[Your goal]
Repeat the records below exactly, leaving out any pictures.

[Records for this exercise]

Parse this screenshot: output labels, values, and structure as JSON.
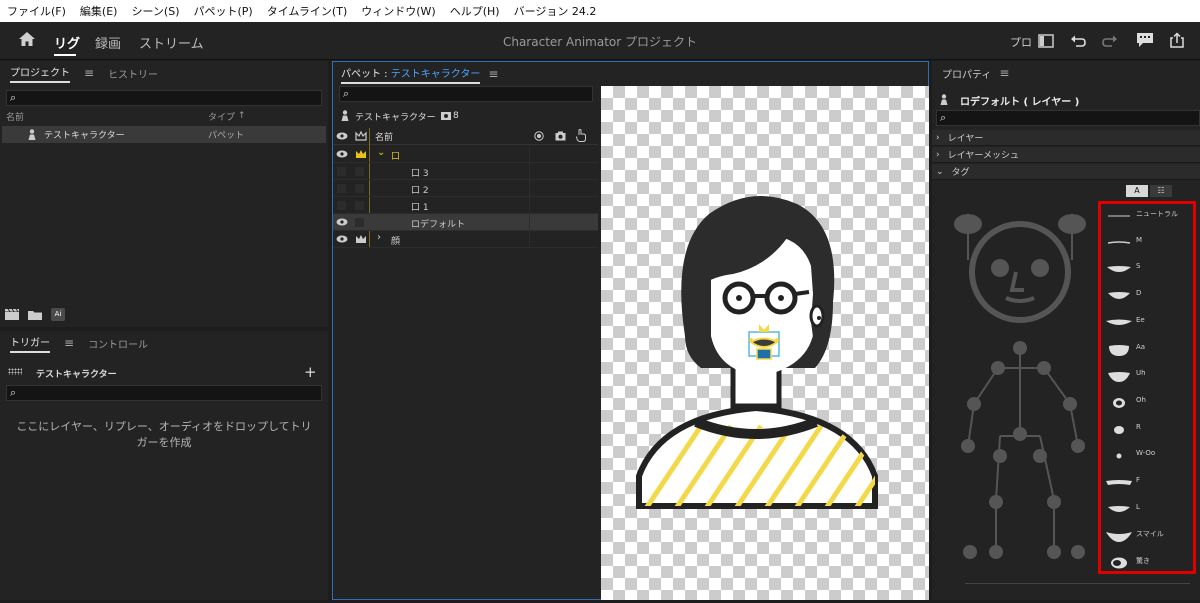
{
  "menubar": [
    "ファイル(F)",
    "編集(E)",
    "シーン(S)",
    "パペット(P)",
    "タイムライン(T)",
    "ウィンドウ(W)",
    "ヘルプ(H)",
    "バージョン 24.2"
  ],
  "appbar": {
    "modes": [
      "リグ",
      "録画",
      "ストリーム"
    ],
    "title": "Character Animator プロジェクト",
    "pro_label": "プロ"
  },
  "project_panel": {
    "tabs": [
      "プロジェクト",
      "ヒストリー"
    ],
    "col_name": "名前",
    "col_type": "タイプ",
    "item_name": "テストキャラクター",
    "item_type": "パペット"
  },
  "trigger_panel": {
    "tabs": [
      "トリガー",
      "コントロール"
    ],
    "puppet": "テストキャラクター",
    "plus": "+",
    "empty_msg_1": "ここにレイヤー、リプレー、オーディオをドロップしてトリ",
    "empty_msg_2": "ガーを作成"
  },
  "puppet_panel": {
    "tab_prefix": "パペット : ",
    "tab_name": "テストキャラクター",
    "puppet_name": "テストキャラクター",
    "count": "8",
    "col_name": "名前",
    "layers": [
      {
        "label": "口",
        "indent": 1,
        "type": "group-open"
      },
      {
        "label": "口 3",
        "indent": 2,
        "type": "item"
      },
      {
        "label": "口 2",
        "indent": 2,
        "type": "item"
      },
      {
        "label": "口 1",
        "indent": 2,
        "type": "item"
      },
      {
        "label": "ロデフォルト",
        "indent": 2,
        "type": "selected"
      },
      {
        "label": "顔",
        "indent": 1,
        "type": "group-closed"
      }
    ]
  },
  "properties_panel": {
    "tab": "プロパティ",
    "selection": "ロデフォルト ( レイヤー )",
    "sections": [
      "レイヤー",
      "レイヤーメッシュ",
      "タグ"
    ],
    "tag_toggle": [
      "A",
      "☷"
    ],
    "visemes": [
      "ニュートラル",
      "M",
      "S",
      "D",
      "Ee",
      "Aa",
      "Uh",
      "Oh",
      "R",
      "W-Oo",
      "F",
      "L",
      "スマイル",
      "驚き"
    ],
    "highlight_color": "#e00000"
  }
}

[Written reply]
Parse this screenshot: output labels, values, and structure as JSON.
{
  "menubar": [
    "ファイル(F)",
    "編集(E)",
    "シーン(S)",
    "パペット(P)",
    "タイムライン(T)",
    "ウィンドウ(W)",
    "ヘルプ(H)",
    "バージョン 24.2"
  ],
  "appbar": {
    "modes": [
      "リグ",
      "録画",
      "ストリーム"
    ],
    "title": "Character Animator プロジェクト",
    "pro_label": "プロ"
  },
  "project_panel": {
    "tabs": [
      "プロジェクト",
      "ヒストリー"
    ],
    "col_name": "名前",
    "col_type": "タイプ",
    "item_name": "テストキャラクター",
    "item_type": "パペット"
  },
  "trigger_panel": {
    "tabs": [
      "トリガー",
      "コントロール"
    ],
    "puppet": "テストキャラクター",
    "plus": "+",
    "empty_msg_1": "ここにレイヤー、リプレー、オーディオをドロップしてトリ",
    "empty_msg_2": "ガーを作成"
  },
  "puppet_panel": {
    "tab_prefix": "パペット : ",
    "tab_name": "テストキャラクター",
    "puppet_name": "テストキャラクター",
    "count": "8",
    "col_name": "名前",
    "layers": [
      {
        "label": "口",
        "indent": 1,
        "type": "group-open"
      },
      {
        "label": "口 3",
        "indent": 2,
        "type": "item"
      },
      {
        "label": "口 2",
        "indent": 2,
        "type": "item"
      },
      {
        "label": "口 1",
        "indent": 2,
        "type": "item"
      },
      {
        "label": "ロデフォルト",
        "indent": 2,
        "type": "selected"
      },
      {
        "label": "顔",
        "indent": 1,
        "type": "group-closed"
      }
    ]
  },
  "properties_panel": {
    "tab": "プロパティ",
    "selection": "ロデフォルト ( レイヤー )",
    "sections": [
      "レイヤー",
      "レイヤーメッシュ",
      "タグ"
    ],
    "tag_toggle": [
      "A",
      "☷"
    ],
    "visemes": [
      "ニュートラル",
      "M",
      "S",
      "D",
      "Ee",
      "Aa",
      "Uh",
      "Oh",
      "R",
      "W-Oo",
      "F",
      "L",
      "スマイル",
      "驚き"
    ],
    "highlight_color": "#e00000"
  }
}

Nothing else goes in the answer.